■ **Job**:
Reproduce the lines in the items below, starting with the line that contains "split-divider[interactable] <box>620 107" and ending with the line that contains "display-icon[interactable] <box>901 64", both included, without changing a character.

───── Data lines

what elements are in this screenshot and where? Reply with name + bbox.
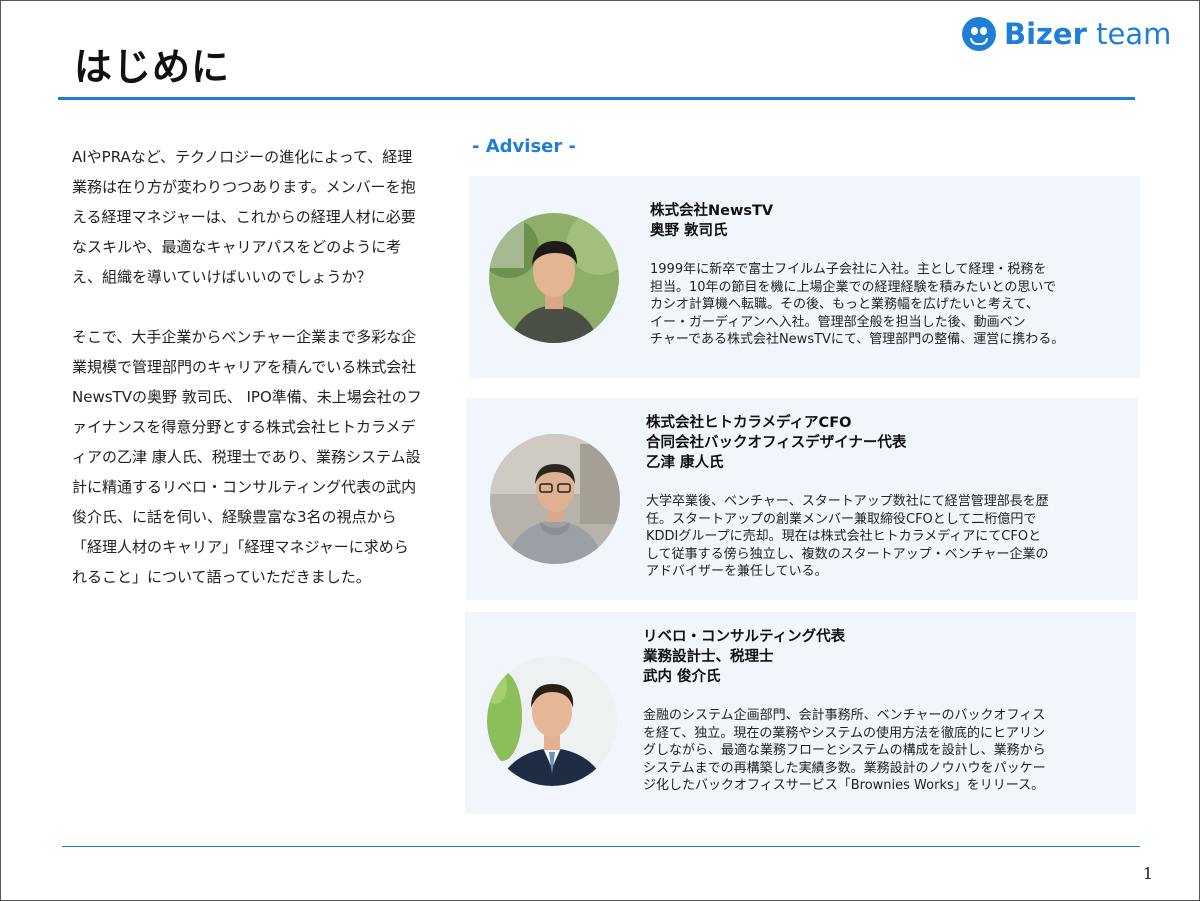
bio-line: 担当。10年の節目を機に上場企業での経理経験を積みたいとの思いで [650,279,1057,295]
adviser-photo-takeuchi [487,656,617,786]
adviser-heading: - Adviser - [472,136,576,157]
adviser-affiliation: 株式会社NewsTV [650,203,774,219]
bio-line: システムまでの再構築した実績多数。業務設計のノウハウをパッケー [643,760,1046,776]
adviser-card-otsu: 株式会社ヒトカラメディアCFO 合同会社バックオフィスデザイナー代表 乙津 康人… [466,398,1138,600]
adviser-info-okuno: 株式会社NewsTV 奥野 敦司氏 1999年に新卒で富士フイルム子会社に入社。… [650,201,1130,349]
bio-line: 1999年に新卒で富士フイルム子会社に入社。主として経理・税務を [650,262,1047,277]
adviser-photo-okuno [489,213,619,343]
bio-line: チャーである株式会社NewsTVにて、管理部門の整備、運営に携わる。 [650,332,1065,347]
bizer-smile-icon [962,17,996,51]
intro-paragraph-1: AIやPRAなど、テクノロジーの進化によって、経理業務は在り方が変わりつつありま… [72,148,416,286]
logo-brand-light: team [1096,17,1172,51]
bio-line: して従事する傍ら独立し、複数のスタートアップ・ベンチャー企業の [646,546,1049,562]
adviser-photo-otsu [490,434,620,564]
bio-line: 金融のシステム企画部門、会計事務所、ベンチャーのバックオフィス [643,708,1046,723]
adviser-info-takeuchi: リベロ・コンサルティング代表 業務設計士、税理士 武内 俊介氏 金融のシステム企… [643,627,1123,795]
footer-divider [62,846,1140,847]
intro-paragraph-2: そこで、大手企業からベンチャー企業まで多彩な企業規模で管理部門のキャリアを積んで… [72,328,422,586]
title-divider [58,97,1135,100]
adviser-info-otsu: 株式会社ヒトカラメディアCFO 合同会社バックオフィスデザイナー代表 乙津 康人… [646,413,1126,581]
bio-line: KDDIグループに売却。現在は株式会社ヒトカラメディアにてCFOと [646,529,1042,544]
logo-wordmark: Bizer team [1004,17,1171,51]
adviser-name: 乙津 康人氏 [646,455,724,471]
adviser-bio: 大学卒業後、ベンチャー、スタートアップ数社にて経営管理部長を歴 任。スタートアッ… [646,493,1126,581]
bio-line: 大学卒業後、ベンチャー、スタートアップ数社にて経営管理部長を歴 [646,494,1049,509]
adviser-bio: 金融のシステム企画部門、会計事務所、ベンチャーのバックオフィス を経て、独立。現… [643,707,1123,795]
adviser-card-okuno: 株式会社NewsTV 奥野 敦司氏 1999年に新卒で富士フイルム子会社に入社。… [469,176,1140,378]
adviser-card-takeuchi: リベロ・コンサルティング代表 業務設計士、税理士 武内 俊介氏 金融のシステム企… [465,612,1136,814]
bio-line: 任。スタートアップの創業メンバー兼取締役CFOとして二桁億円で [646,511,1037,527]
adviser-affiliation: 合同会社バックオフィスデザイナー代表 [646,435,907,451]
adviser-affiliation: 業務設計士、税理士 [643,649,774,665]
page-title: はじめに [74,45,231,89]
adviser-affiliation: リベロ・コンサルティング代表 [643,629,846,645]
adviser-name: 奥野 敦司氏 [650,223,728,239]
bio-line: アドバイザーを兼任している。 [646,564,828,579]
page-number: 1 [1142,864,1153,883]
adviser-bio: 1999年に新卒で富士フイルム子会社に入社。主として経理・税務を 担当。10年の… [650,261,1130,349]
intro-text: AIやPRAなど、テクノロジーの進化によって、経理業務は在り方が変わりつつありま… [72,142,422,622]
bio-line: イー・ガーディアンへ入社。管理部全般を担当した後、動画ベン [650,314,1026,330]
adviser-name: 武内 俊介氏 [643,669,721,685]
bio-line: カシオ計算機へ転職。その後、もっと業務幅を広げたいと考えて、 [650,297,1039,312]
logo-brand-bold: Bizer [1004,17,1087,51]
bio-line: を経て、独立。現在の業務やシステムの使用方法を徹底的にヒアリン [643,725,1045,741]
adviser-affiliation: 株式会社ヒトカラメディアCFO [646,415,852,431]
bio-line: グしながら、最適な業務フローとシステムの構成を設計し、業務から [643,743,1046,758]
bizer-team-logo: Bizer team [962,14,1171,54]
bio-line: ジ化したバックオフィスサービス「Brownies Works」をリリース。 [643,778,1045,793]
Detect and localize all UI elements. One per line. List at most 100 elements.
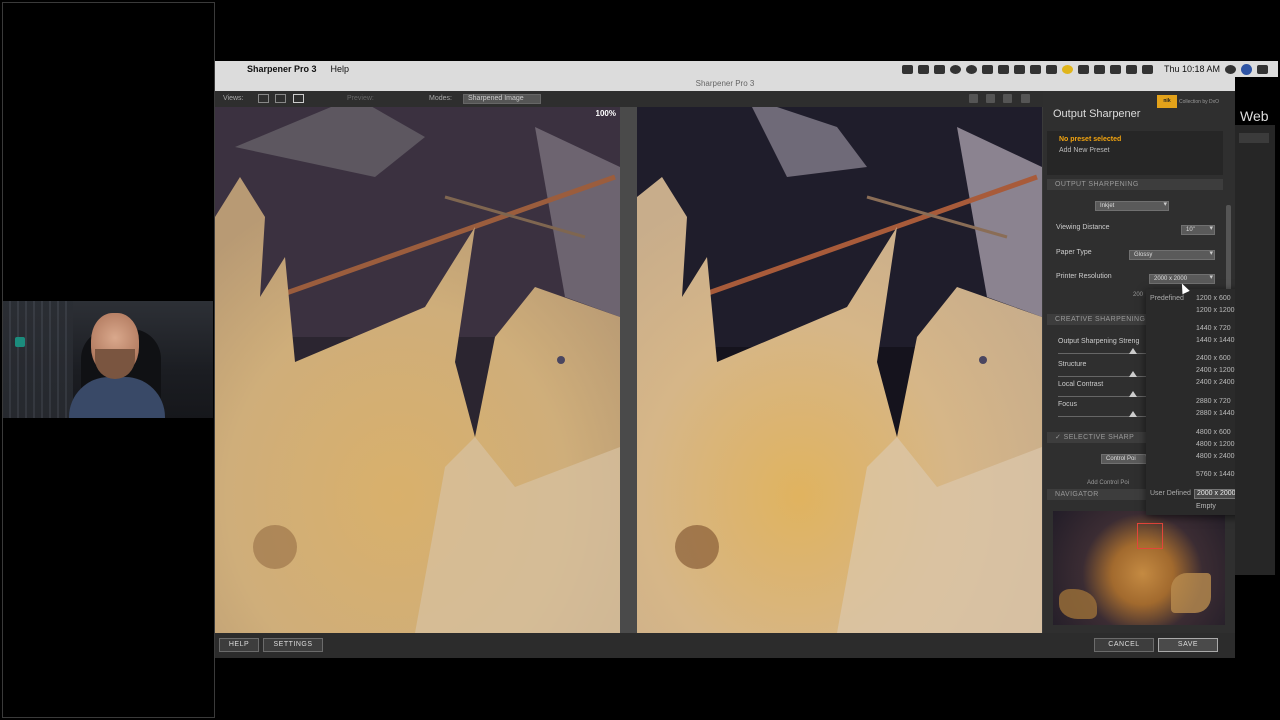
split-divider[interactable] <box>620 107 637 633</box>
bottom-bar: HELP SETTINGS CANCEL SAVE <box>215 633 1235 658</box>
camera-icon[interactable] <box>1029 64 1041 74</box>
resolution-option[interactable]: 4800 x 600 <box>1196 429 1231 436</box>
sharpened-leaf-image <box>637 107 1042 633</box>
help-menu[interactable]: Help <box>331 64 350 74</box>
preview-label: Preview: <box>347 95 374 102</box>
empty-option[interactable]: Empty <box>1196 503 1216 510</box>
focus-knob[interactable] <box>1129 411 1137 417</box>
fit-icon[interactable] <box>1003 94 1012 103</box>
add-preset-link[interactable]: Add New Preset <box>1059 147 1110 154</box>
display-icon[interactable] <box>901 64 913 74</box>
selective-sharpening-label: SELECTIVE SHARP <box>1063 434 1135 441</box>
user-avatar[interactable] <box>1241 63 1252 75</box>
thumb-leaf-small <box>1059 589 1097 619</box>
grid-icon[interactable] <box>1045 64 1057 74</box>
navigator-thumbnail[interactable] <box>1053 511 1225 625</box>
resolution-option[interactable]: 2400 x 600 <box>1196 355 1231 362</box>
clipboard-icon[interactable] <box>997 64 1009 74</box>
single-view-button[interactable] <box>258 94 269 103</box>
split-view-button[interactable] <box>275 94 286 103</box>
resolution-option[interactable]: 1440 x 1440 <box>1196 337 1235 344</box>
paper-type-select[interactable]: Glossy <box>1129 250 1215 260</box>
pen-icon[interactable] <box>1077 64 1089 74</box>
output-strength-knob[interactable] <box>1129 348 1137 354</box>
search-icon[interactable] <box>1225 64 1236 74</box>
hand-tool-icon[interactable] <box>969 94 978 103</box>
original-image-pane[interactable]: 100% <box>215 107 620 633</box>
target-icon[interactable] <box>949 64 961 74</box>
resolution-option[interactable]: 2400 x 2400 <box>1196 379 1235 386</box>
viewing-distance-select[interactable]: 10" <box>1181 225 1215 235</box>
local-contrast-label: Local Contrast <box>1058 381 1104 388</box>
skype-icon[interactable] <box>981 64 993 74</box>
window-title: Sharpener Pro 3 <box>215 77 1235 91</box>
structure-knob[interactable] <box>1129 371 1137 377</box>
background-window-bar <box>1239 133 1269 143</box>
side-by-side-view-button[interactable] <box>293 94 304 103</box>
output-strength-label: Output Sharpening Streng <box>1058 338 1140 345</box>
loupe-icon[interactable] <box>1021 94 1030 103</box>
paper-type-label: Paper Type <box>1056 249 1092 256</box>
modes-select[interactable]: Sharpened Image <box>463 94 541 104</box>
navigator-viewport-frame[interactable] <box>1137 523 1163 549</box>
resolution-option[interactable]: 1200 x 1200 <box>1196 307 1235 314</box>
gear-icon[interactable] <box>917 64 929 74</box>
help-button[interactable]: HELP <box>219 638 259 652</box>
background-web-label: Web <box>1240 108 1269 124</box>
menu-list-icon[interactable] <box>1257 64 1268 74</box>
focus-label: Focus <box>1058 401 1078 408</box>
preset-box: No preset selected Add New Preset <box>1047 131 1223 175</box>
app-menu[interactable]: Sharpener Pro 3 <box>247 64 317 74</box>
recording-icon[interactable] <box>1061 64 1073 74</box>
save-button[interactable]: SAVE <box>1158 638 1218 652</box>
no-preset-label: No preset selected <box>1059 136 1122 143</box>
views-label: Views: <box>223 95 244 102</box>
resolution-option[interactable]: 1200 x 600 <box>1196 295 1231 302</box>
screen: Sharpener Pro 3 Help Thu 10:18 AM Sharpe… <box>0 0 1280 720</box>
zoom-level: 100% <box>595 109 616 118</box>
mic-light <box>15 337 25 347</box>
resolution-option[interactable]: 2880 x 1440 <box>1196 410 1235 417</box>
cancel-button[interactable]: CANCEL <box>1094 638 1154 652</box>
cloud-icon[interactable] <box>933 64 945 74</box>
wifi-icon[interactable] <box>1109 64 1121 74</box>
background-window <box>1235 125 1275 575</box>
webcam-feed <box>3 301 213 418</box>
resolution-option[interactable]: 2880 x 720 <box>1196 398 1231 405</box>
screen-icon[interactable] <box>1013 64 1025 74</box>
output-type-select[interactable]: Inkjet <box>1095 201 1169 211</box>
thumb-leaf <box>1171 573 1211 613</box>
local-contrast-knob[interactable] <box>1129 391 1137 397</box>
volume-icon[interactable] <box>1141 64 1153 74</box>
panel-title: Output Sharpener <box>1053 108 1141 120</box>
original-leaf-image <box>215 107 620 633</box>
bluetooth-icon[interactable] <box>1093 64 1105 74</box>
resolution-option[interactable]: 4800 x 2400 <box>1196 453 1235 460</box>
eye-icon[interactable] <box>965 64 977 74</box>
settings-button[interactable]: SETTINGS <box>263 638 323 652</box>
sharpener-window: Sharpener Pro 3 Views: Preview: Modes: S… <box>215 77 1235 658</box>
eject-icon[interactable] <box>1125 64 1137 74</box>
resolution-option[interactable]: 5760 x 1440 <box>1196 471 1235 478</box>
clock[interactable]: Thu 10:18 AM <box>1164 64 1220 74</box>
toolbar: Views: Preview: Modes: Sharpened Image <box>215 91 1043 107</box>
zoom-tool-icon[interactable] <box>986 94 995 103</box>
mac-menubar: Sharpener Pro 3 Help Thu 10:18 AM <box>215 61 1278 77</box>
viewing-distance-label: Viewing Distance <box>1056 224 1110 231</box>
modes-label: Modes: <box>429 95 452 102</box>
nik-logo: nik <box>1157 95 1177 108</box>
resolution-option[interactable]: 2400 x 1200 <box>1196 367 1235 374</box>
resolution-option[interactable]: 1440 x 720 <box>1196 325 1231 332</box>
printer-resolution-sub: 200 <box>1133 292 1144 298</box>
printer-resolution-label: Printer Resolution <box>1056 273 1112 280</box>
status-icons: Thu 10:18 AM <box>901 63 1278 75</box>
predefined-group-label: Predefined <box>1150 295 1184 302</box>
resolution-option[interactable]: 4800 x 1200 <box>1196 441 1235 448</box>
bookshelf <box>3 301 73 418</box>
sharpened-image-pane[interactable] <box>637 107 1042 633</box>
add-control-point-label[interactable]: Add Control Poi <box>1087 480 1129 486</box>
structure-label: Structure <box>1058 361 1087 368</box>
output-sharpening-header[interactable]: OUTPUT SHARPENING <box>1047 179 1223 190</box>
control-points-button[interactable]: Control Poi <box>1101 454 1151 464</box>
collection-label: Collection by DxO <box>1179 99 1220 105</box>
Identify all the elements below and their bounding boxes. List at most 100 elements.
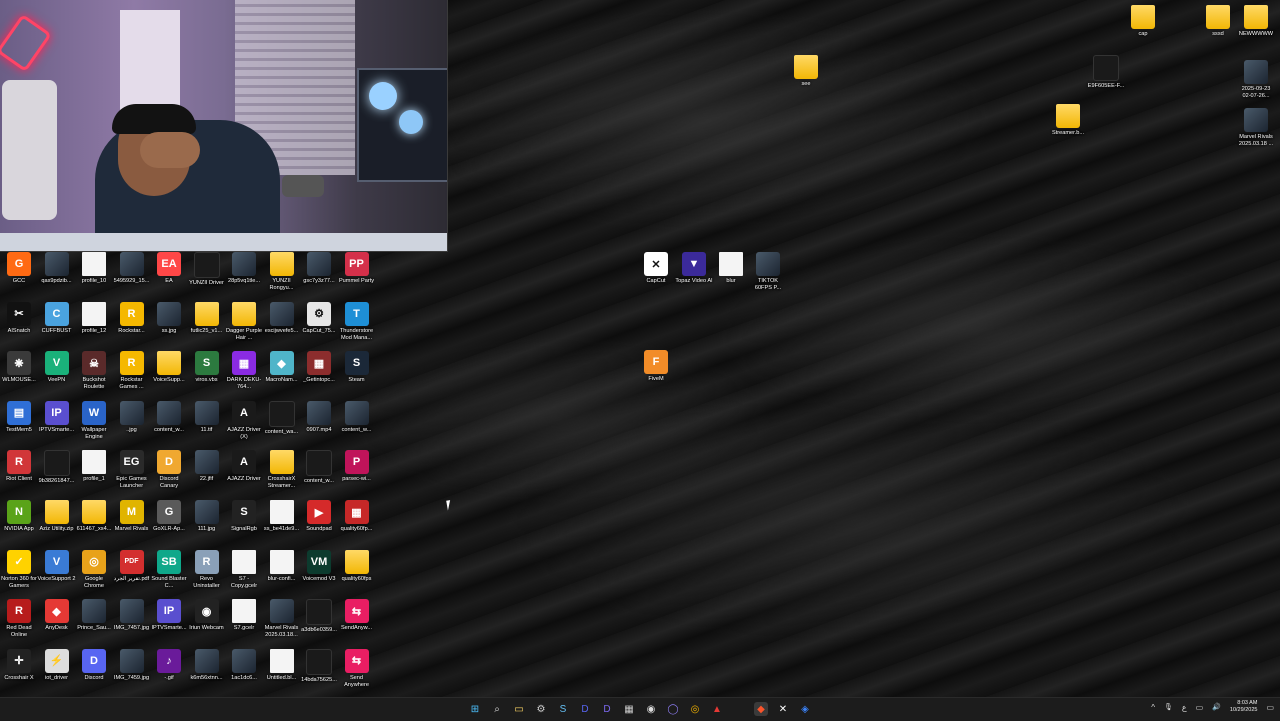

──────────

■ **Answer for this exercise**:
split-divider[interactable] <box>620 107 637 633</box>
bottom-bar: HELP SETTINGS CANCEL SAVE <box>215 633 1235 658</box>
camera-icon[interactable] <box>1029 64 1041 74</box>
resolution-option[interactable]: 4800 x 600 <box>1196 429 1231 436</box>
sharpened-leaf-image <box>637 107 1042 633</box>
help-menu[interactable]: Help <box>331 64 350 74</box>
preview-label: Preview: <box>347 95 374 102</box>
empty-option[interactable]: Empty <box>1196 503 1216 510</box>
focus-knob[interactable] <box>1129 411 1137 417</box>
fit-icon[interactable] <box>1003 94 1012 103</box>
add-preset-link[interactable]: Add New Preset <box>1059 147 1110 154</box>
display-icon[interactable] <box>901 64 913 74</box>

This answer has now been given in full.